══ Record list ══
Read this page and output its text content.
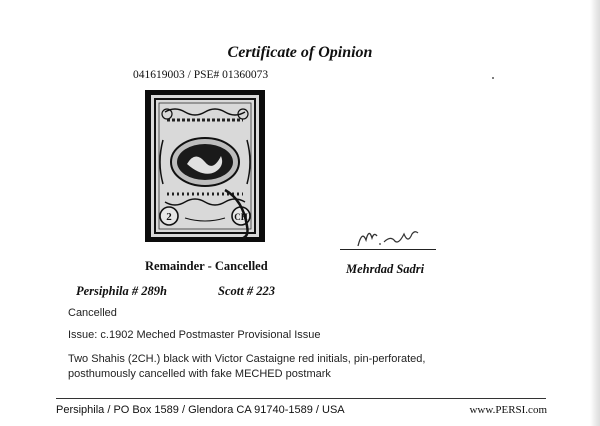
Certificate of Opinion
041619003 / PSE# 01360073
2	CH
Remainder - Cancelled	Mehrdad Sadri
Persiphila # 289h	Scott # 223
Cancelled
Issue: c.1902 Meched Postmaster Provisional Issue
Two Shahis (2CH.) black with Victor Castaigne red initials, pin-perforated,
posthumously cancelled with fake MECHED postmark
Persiphila / PO Box 1589 / Glendora CA 91740-1589 / USA	www.PERSI.com
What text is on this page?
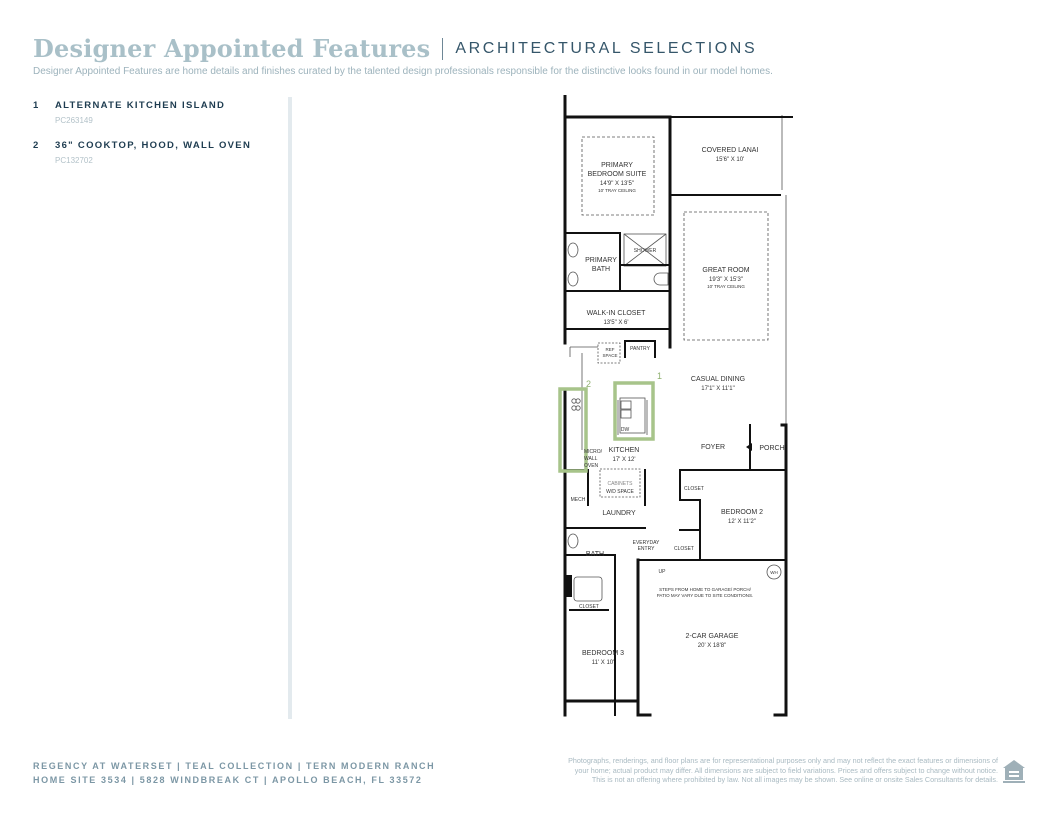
Designer Appointed Features ARCHITECTURAL SELECTIONS
Designer Appointed Features are home details and finishes curated by the talented design professionals responsible for the distinctive looks found in our model homes.
1	ALTERNATE KITCHEN ISLAND
PC263149
2	36" COOKTOP, HOOD, WALL OVEN
PC132702
1
2
COVERED LANAI
15'6" X 10'
PRIMARY
BEDROOM SUITE
14'9" X 13'5"
10' TRAY CEILING
SHOWER
PRIMARY
BATH	GREAT ROOM
19'3" X 15'3"
10' TRAY CEILING
WALK-IN CLOSET
13'5" X 6'
REF
SPACE
PANTRY
CASUAL DINING
17'1" X 11'1"
DW
KITCHEN
17' X 12'
FOYER	PORCH
CABINETS
W/D SPACE	CLOSET
MECH
LAUNDRY	BEDROOM 2
12' X 11'2"
EVERYDAY
ENTRY	CLOSET
BATH
UP	WH
STEPS FROM HOME TO GARAGE/ PORCH/
PATIO MAY VARY DUE TO SITE CONDITIONS.
CLOSET
2-CAR GARAGE
20' X 18'8"
BEDROOM 3
11' X 10'
MICRO/
WALL
OVEN
REGENCY AT WATERSET | TEAL COLLECTION | TERN MODERN RANCH
HOME SITE 3534 | 5828 WINDBREAK CT | APOLLO BEACH, FL 33572
Photographs, renderings, and floor plans are for representational purposes only and may not reflect the exact features or dimensions of
your home; actual product may differ. All dimensions are subject to field variations. Prices and offers subject to change without notice.
This is not an offering where prohibited by law. Not all images may be shown. See online or onsite Sales Consultants for details.
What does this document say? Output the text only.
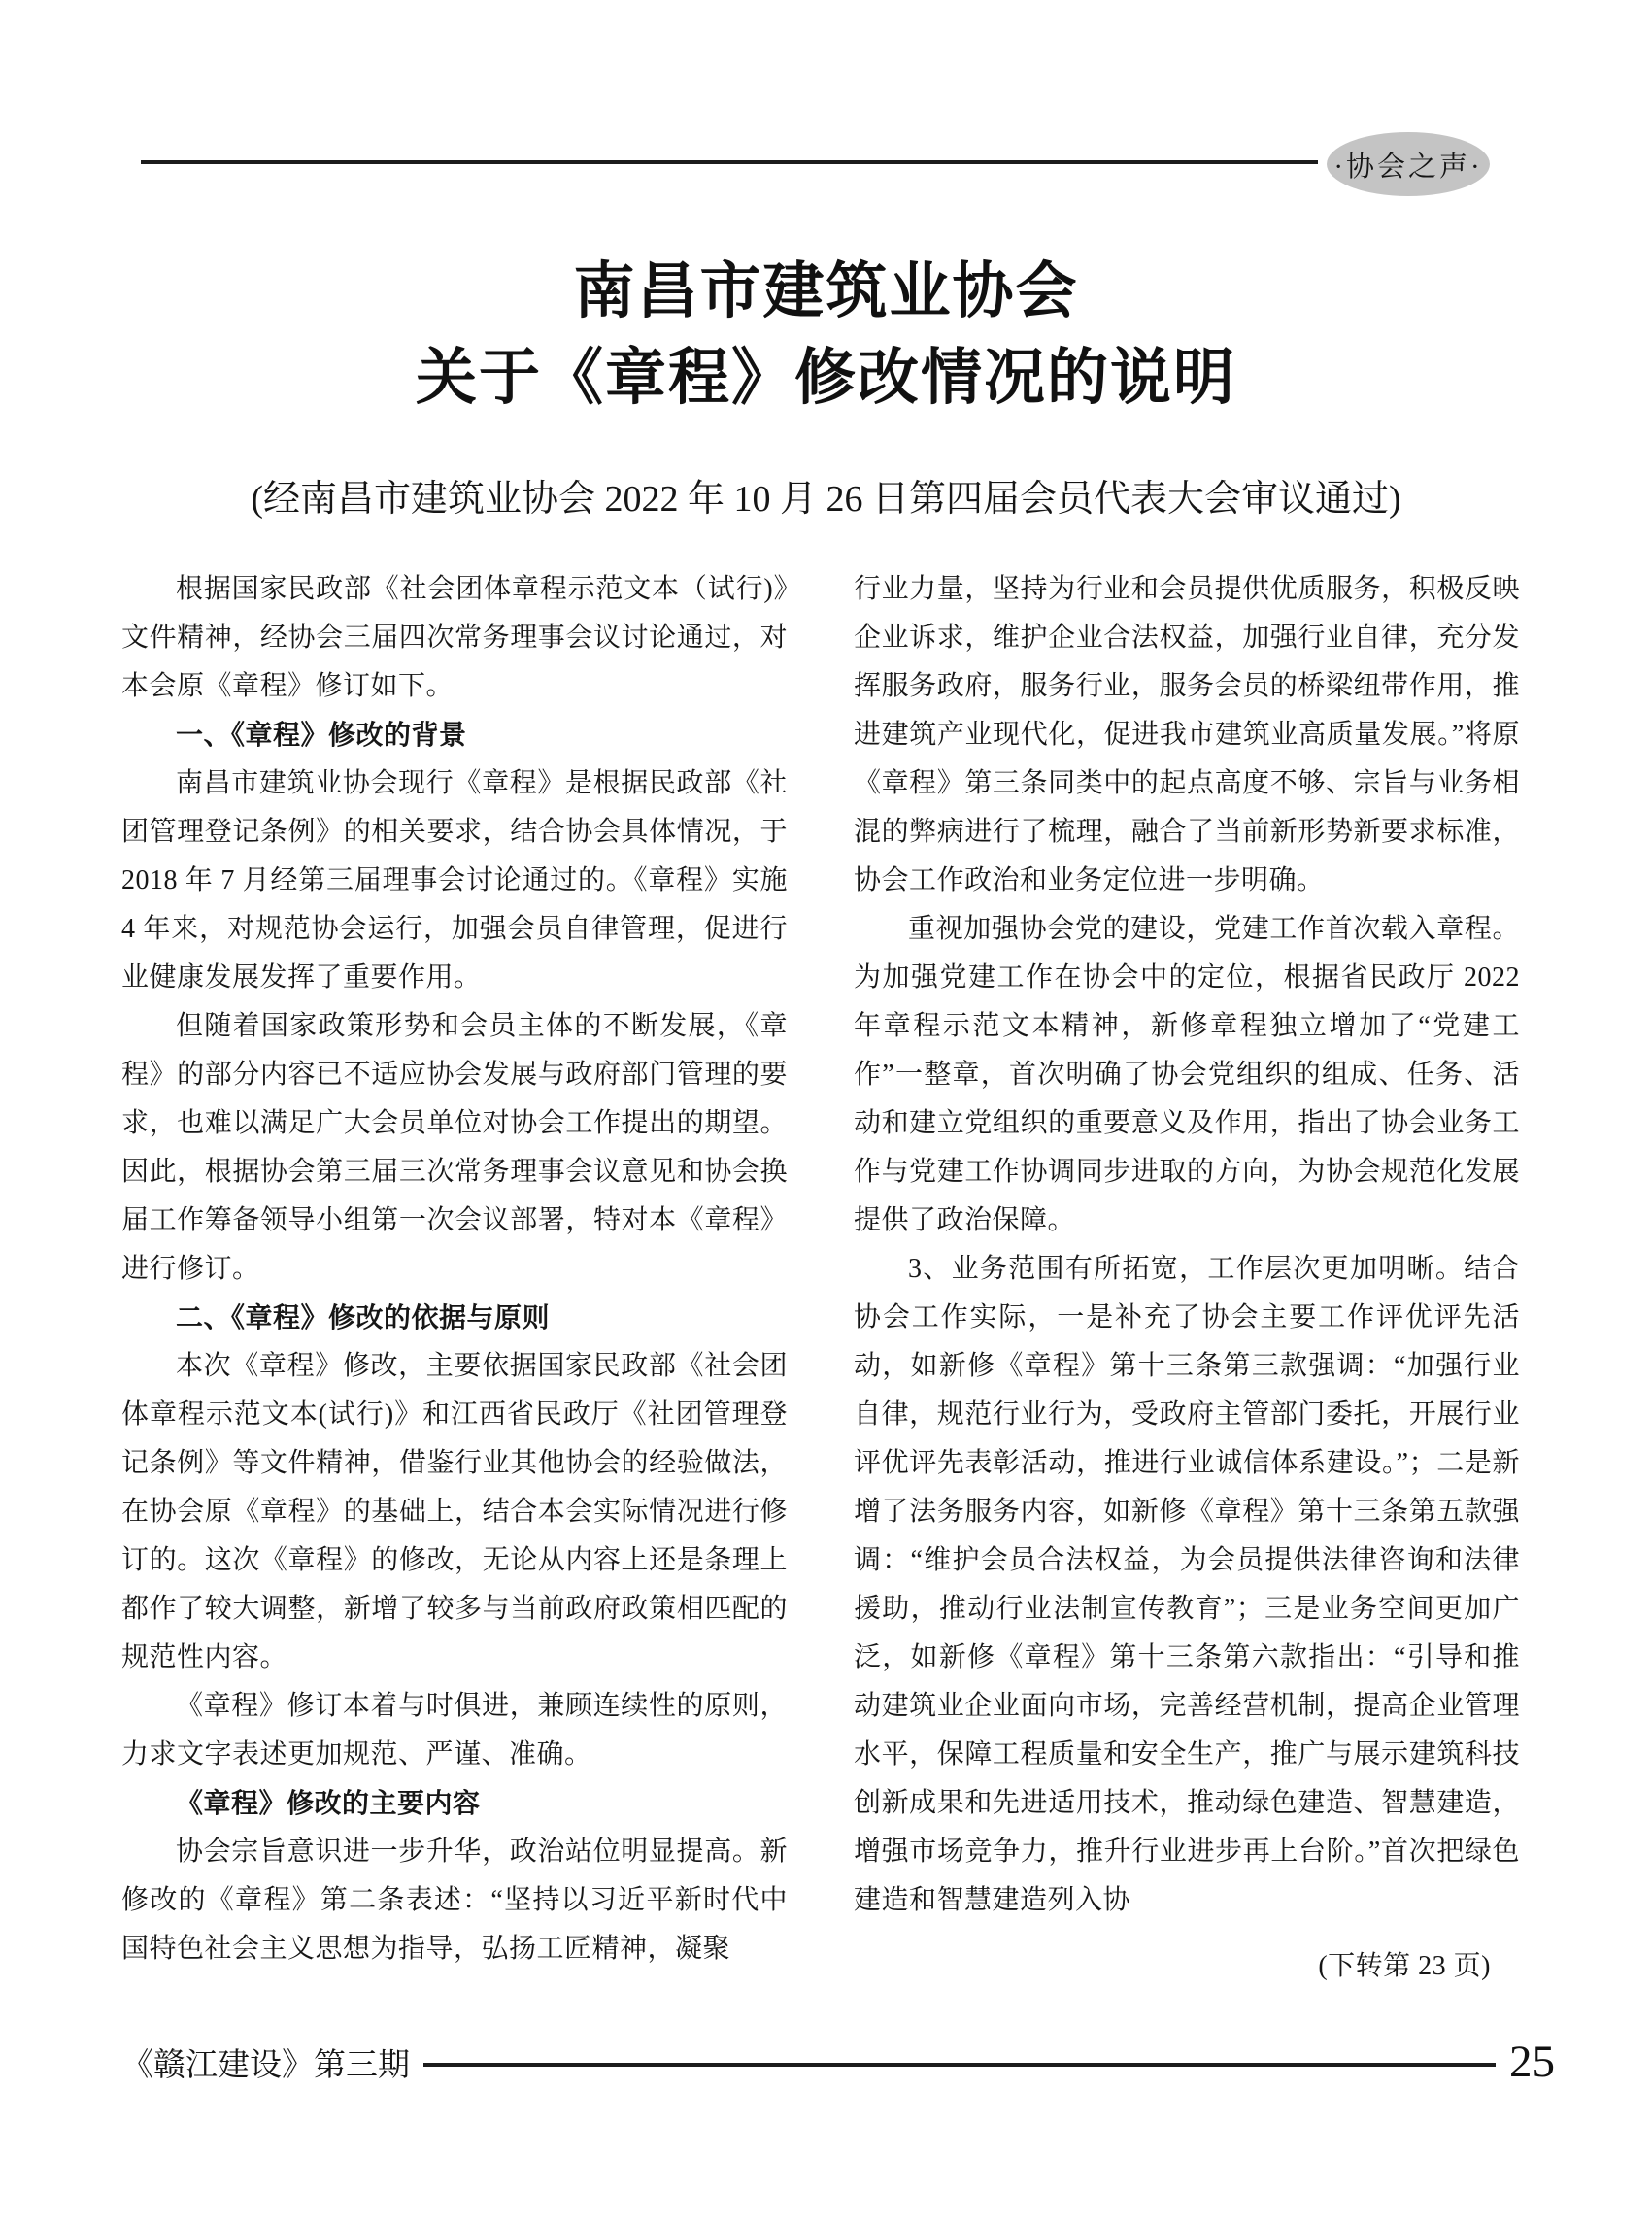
·协会之声·
南昌市建筑业协会
关于《章程》修改情况的说明
(经南昌市建筑业协会 2022 年 10 月 26 日第四届会员代表大会审议通过)

根据国家民政部《社会团体章程示范文本（试行)》文件精神，经协会三届四次常务理事会议讨论通过，对本会原《章程》修订如下。

一、《章程》修改的背景

南昌市建筑业协会现行《章程》是根据民政部《社团管理登记条例》的相关要求，结合协会具体情况，于 2018 年 7 月经第三届理事会讨论通过的。《章程》实施 4 年来，对规范协会运行，加强会员自律管理，促进行业健康发展发挥了重要作用。

但随着国家政策形势和会员主体的不断发展，《章程》的部分内容已不适应协会发展与政府部门管理的要求，也难以满足广大会员单位对协会工作提出的期望。因此，根据协会第三届三次常务理事会议意见和协会换届工作筹备领导小组第一次会议部署，特对本《章程》进行修订。

二、《章程》修改的依据与原则

本次《章程》修改，主要依据国家民政部《社会团体章程示范文本(试行)》和江西省民政厅《社团管理登记条例》等文件精神，借鉴行业其他协会的经验做法，在协会原《章程》的基础上，结合本会实际情况进行修订的。这次《章程》的修改，无论从内容上还是条理上都作了较大调整，新增了较多与当前政府政策相匹配的规范性内容。

《章程》修订本着与时俱进，兼顾连续性的原则，力求文字表述更加规范、严谨、准确。

《章程》修改的主要内容

协会宗旨意识进一步升华，政治站位明显提高。新修改的《章程》第二条表述：“坚持以习近平新时代中国特色社会主义思想为指导，弘扬工匠精神，凝聚

行业力量，坚持为行业和会员提供优质服务，积极反映企业诉求，维护企业合法权益，加强行业自律，充分发挥服务政府，服务行业，服务会员的桥梁纽带作用，推进建筑产业现代化，促进我市建筑业高质量发展。”将原《章程》第三条同类中的起点高度不够、宗旨与业务相混的弊病进行了梳理，融合了当前新形势新要求标准，协会工作政治和业务定位进一步明确。

重视加强协会党的建设，党建工作首次载入章程。为加强党建工作在协会中的定位，根据省民政厅 2022 年章程示范文本精神，新修章程独立增加了“党建工作”一整章，首次明确了协会党组织的组成、任务、活动和建立党组织的重要意义及作用，指出了协会业务工作与党建工作协调同步进取的方向，为协会规范化发展提供了政治保障。

3、业务范围有所拓宽，工作层次更加明晰。结合协会工作实际，一是补充了协会主要工作评优评先活动，如新修《章程》第十三条第三款强调：“加强行业自律，规范行业行为，受政府主管部门委托，开展行业评优评先表彰活动，推进行业诚信体系建设。”；二是新增了法务服务内容，如新修《章程》第十三条第五款强调：“维护会员合法权益，为会员提供法律咨询和法律援助，推动行业法制宣传教育”；三是业务空间更加广泛，如新修《章程》第十三条第六款指出：“引导和推动建筑业企业面向市场，完善经营机制，提高企业管理水平，保障工程质量和安全生产，推广与展示建筑科技创新成果和先进适用技术，推动绿色建造、智慧建造，增强市场竞争力，推升行业进步再上台阶。”首次把绿色建造和智慧建造列入协

(下转第 23 页)

《赣江建设》第三期	25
═══
For each line of the listing that holds the word "Designer", show that line.

> Problem solution
Designer Appointed Features ARCHITECTURAL SELECTIONS
Designer Appointed Features are home details and finishes curated by the talented design professionals responsible for the distinctive looks found in our model homes.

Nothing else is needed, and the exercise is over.